• THE EXERCISE
Repeat every entry word for word, but leave the images out of your copy.

===== INPUT FOR THIS TASK

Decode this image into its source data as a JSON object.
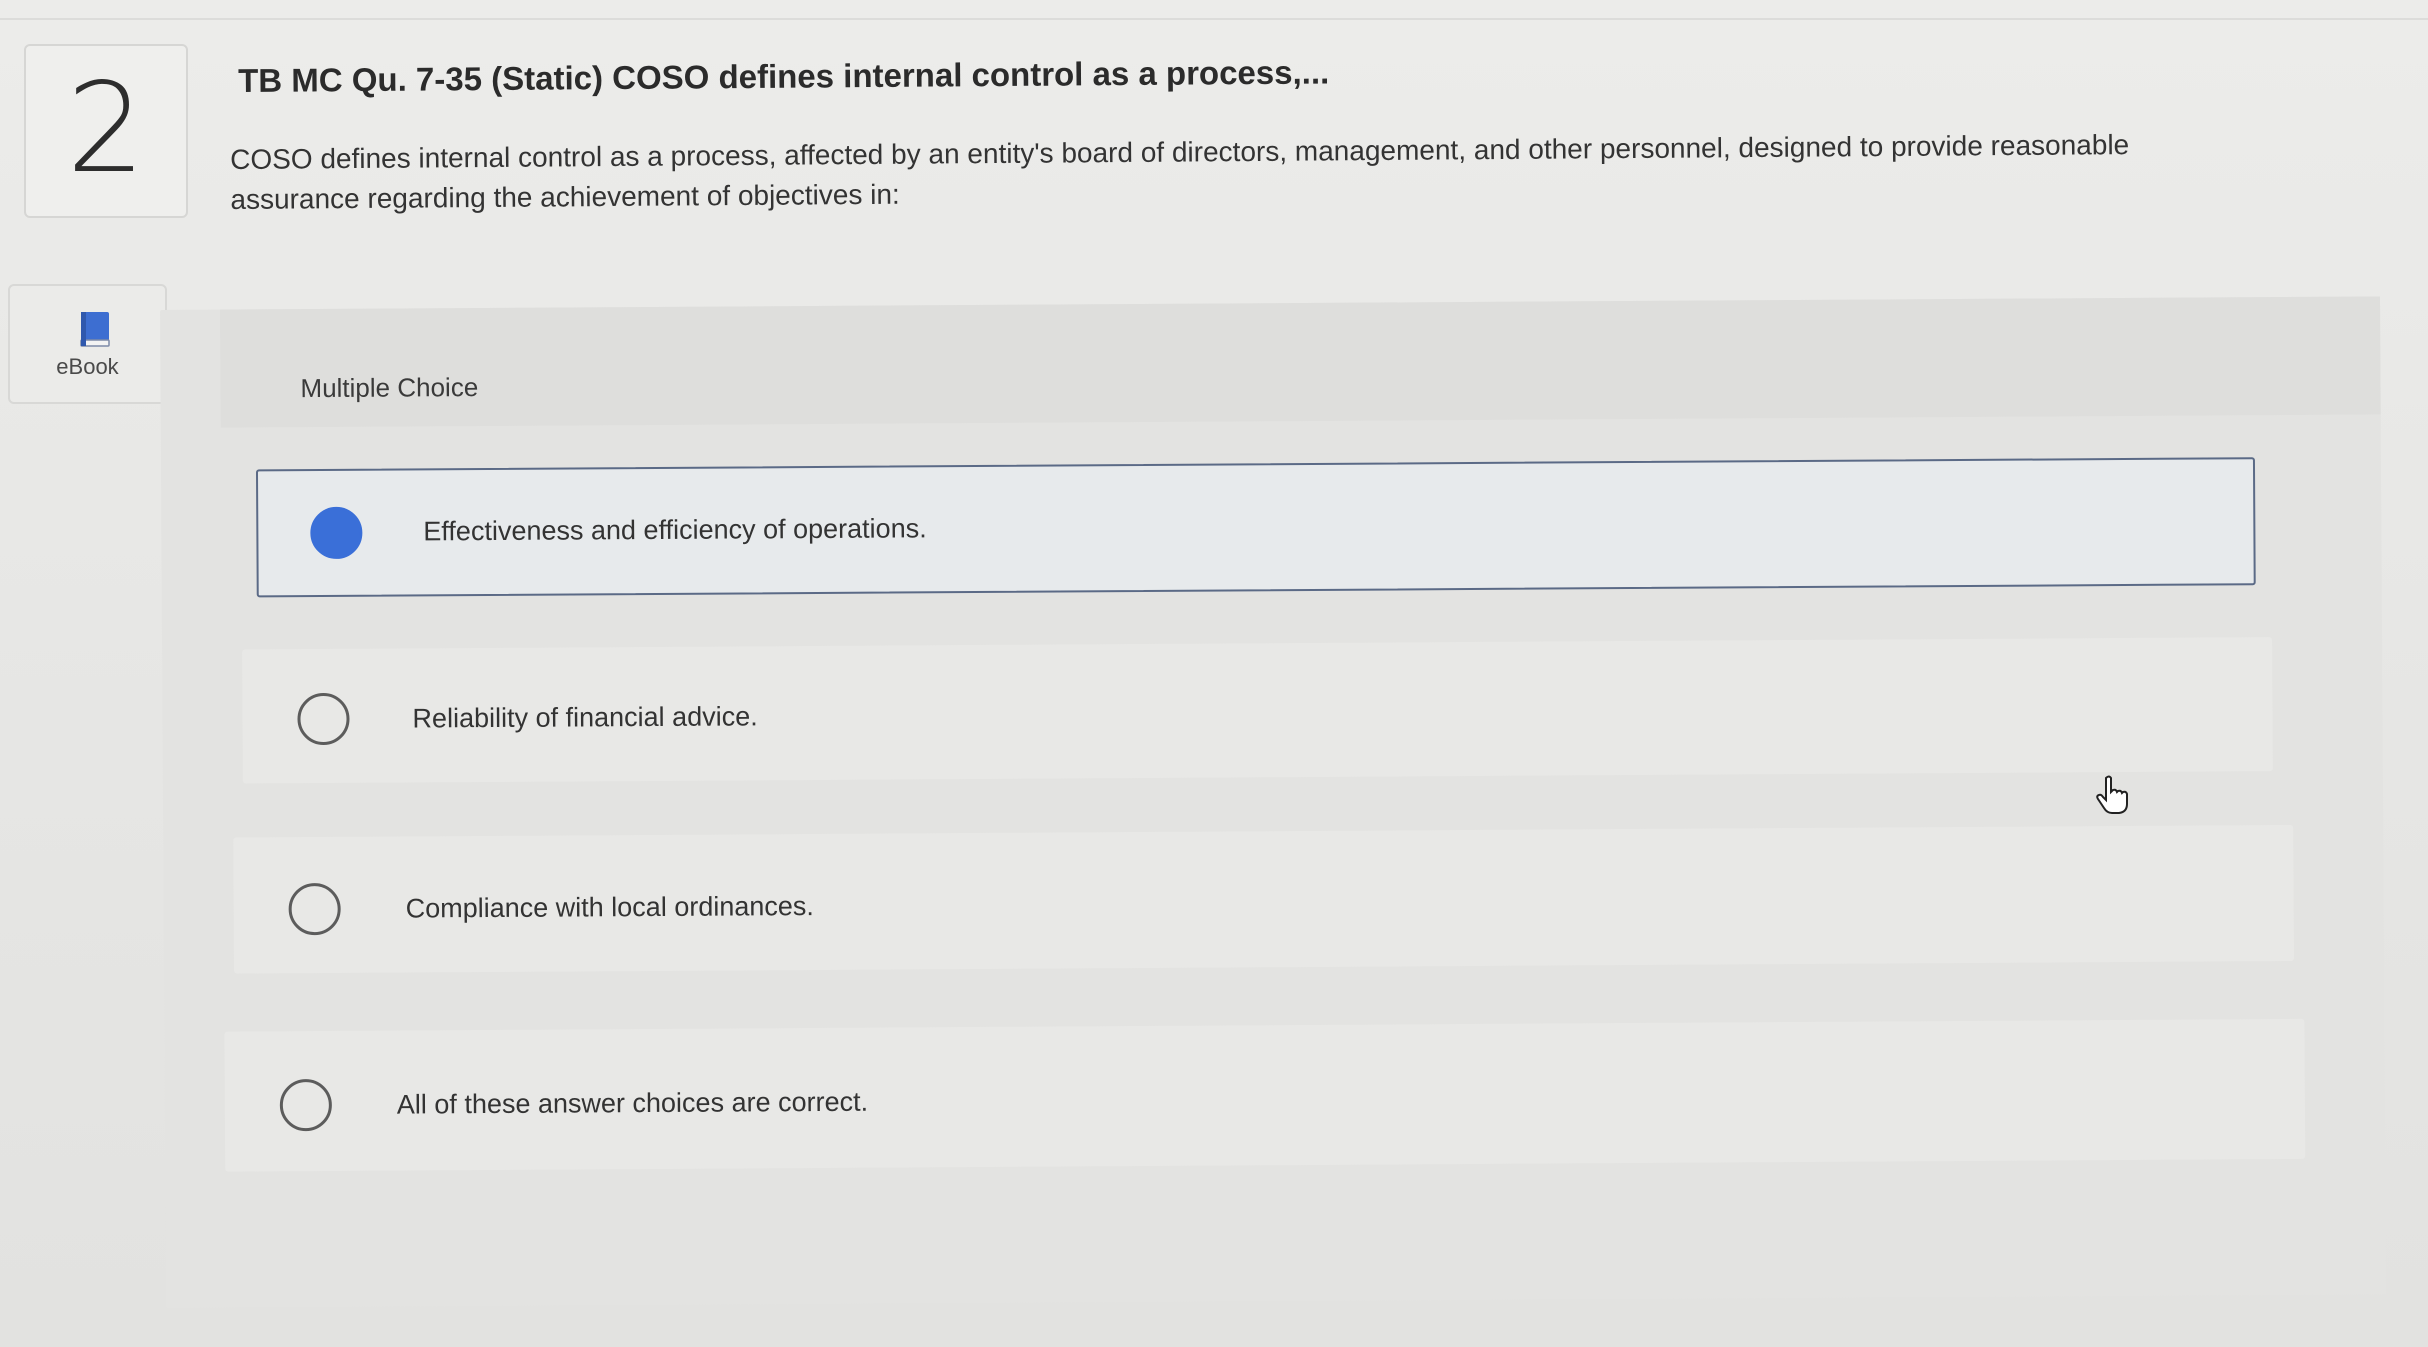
{
  "question": {
    "number": "2",
    "title": "TB MC Qu. 7-35 (Static) COSO defines internal control as a process,...",
    "text": "COSO defines internal control as a process, affected by an entity's board of directors, management, and other personnel, designed to provide reasonable assurance regarding the achievement of objectives in:"
  },
  "sidebar": {
    "ebook_label": "eBook",
    "ebook_icon": "book-icon"
  },
  "answer_panel": {
    "type_label": "Multiple Choice",
    "options": [
      {
        "label": "Effectiveness and efficiency of operations.",
        "selected": true
      },
      {
        "label": "Reliability of financial advice.",
        "selected": false
      },
      {
        "label": "Compliance with local ordinances.",
        "selected": false
      },
      {
        "label": "All of these answer choices are correct.",
        "selected": false
      }
    ]
  },
  "colors": {
    "selected_radio": "#3a6fd8",
    "selected_border": "#5b6a86"
  }
}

==========

• FULL SOLUTION
Decode this image into its source data as a JSON object.
{
  "question": {
    "number": "2",
    "title": "TB MC Qu. 7-35 (Static) COSO defines internal control as a process,...",
    "text": "COSO defines internal control as a process, affected by an entity's board of directors, management, and other personnel, designed to provide reasonable assurance regarding the achievement of objectives in:"
  },
  "sidebar": {
    "ebook_label": "eBook",
    "ebook_icon": "book-icon"
  },
  "answer_panel": {
    "type_label": "Multiple Choice",
    "options": [
      {
        "label": "Effectiveness and efficiency of operations.",
        "selected": true
      },
      {
        "label": "Reliability of financial advice.",
        "selected": false
      },
      {
        "label": "Compliance with local ordinances.",
        "selected": false
      },
      {
        "label": "All of these answer choices are correct.",
        "selected": false
      }
    ]
  },
  "colors": {
    "selected_radio": "#3a6fd8",
    "selected_border": "#5b6a86"
  }
}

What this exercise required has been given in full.